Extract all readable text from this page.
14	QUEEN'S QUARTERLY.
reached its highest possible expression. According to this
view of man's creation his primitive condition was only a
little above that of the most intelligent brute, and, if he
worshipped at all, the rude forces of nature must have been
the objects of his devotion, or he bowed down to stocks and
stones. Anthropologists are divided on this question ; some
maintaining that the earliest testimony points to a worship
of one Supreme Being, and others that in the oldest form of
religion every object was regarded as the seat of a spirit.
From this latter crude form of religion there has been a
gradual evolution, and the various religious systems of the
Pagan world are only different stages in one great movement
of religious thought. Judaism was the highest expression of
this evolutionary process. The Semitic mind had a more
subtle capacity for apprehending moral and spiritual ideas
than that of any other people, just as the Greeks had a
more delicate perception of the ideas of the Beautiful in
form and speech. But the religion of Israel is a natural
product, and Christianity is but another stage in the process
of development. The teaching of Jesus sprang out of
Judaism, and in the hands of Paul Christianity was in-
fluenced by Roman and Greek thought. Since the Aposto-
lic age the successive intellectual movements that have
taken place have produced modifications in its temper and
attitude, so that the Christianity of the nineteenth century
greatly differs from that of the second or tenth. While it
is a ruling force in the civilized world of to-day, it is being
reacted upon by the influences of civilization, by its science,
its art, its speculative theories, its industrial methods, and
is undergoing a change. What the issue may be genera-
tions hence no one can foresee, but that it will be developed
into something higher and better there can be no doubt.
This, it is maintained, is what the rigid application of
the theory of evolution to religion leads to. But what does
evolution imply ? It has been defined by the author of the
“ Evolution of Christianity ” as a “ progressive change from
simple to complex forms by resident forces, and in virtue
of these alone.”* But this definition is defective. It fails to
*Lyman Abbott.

****

Work to complete: Make an exact copy of all the data.

Response to this exercise:
Extract all readable text from this page.
14	QUEEN'S QUARTERLY.
reached its highest possible expression. According to this
view of man's creation his primitive condition was only a
little above that of the most intelligent brute, and, if he
worshipped at all, the rude forces of nature must have been
the objects of his devotion, or he bowed down to stocks and
stones. Anthropologists are divided on this question ; some
maintaining that the earliest testimony points to a worship
of one Supreme Being, and others that in the oldest form of
religion every object was regarded as the seat of a spirit.
From this latter crude form of religion there has been a
gradual evolution, and the various religious systems of the
Pagan world are only different stages in one great movement
of religious thought. Judaism was the highest expression of
this evolutionary process. The Semitic mind had a more
subtle capacity for apprehending moral and spiritual ideas
than that of any other people, just as the Greeks had a
more delicate perception of the ideas of the Beautiful in
form and speech. But the religion of Israel is a natural
product, and Christianity is but another stage in the process
of development. The teaching of Jesus sprang out of
Judaism, and in the hands of Paul Christianity was in-
fluenced by Roman and Greek thought. Since the Aposto-
lic age the successive intellectual movements that have
taken place have produced modifications in its temper and
attitude, so that the Christianity of the nineteenth century
greatly differs from that of the second or tenth. While it
is a ruling force in the civilized world of to-day, it is being
reacted upon by the influences of civilization, by its science,
its art, its speculative theories, its industrial methods, and
is undergoing a change. What the issue may be genera-
tions hence no one can foresee, but that it will be developed
into something higher and better there can be no doubt.
This, it is maintained, is what the rigid application of
the theory of evolution to religion leads to. But what does
evolution imply ? It has been defined by the author of the
“ Evolution of Christianity ” as a “ progressive change from
simple to complex forms by resident forces, and in virtue
of these alone.”* But this definition is defective. It fails to
*Lyman Abbott.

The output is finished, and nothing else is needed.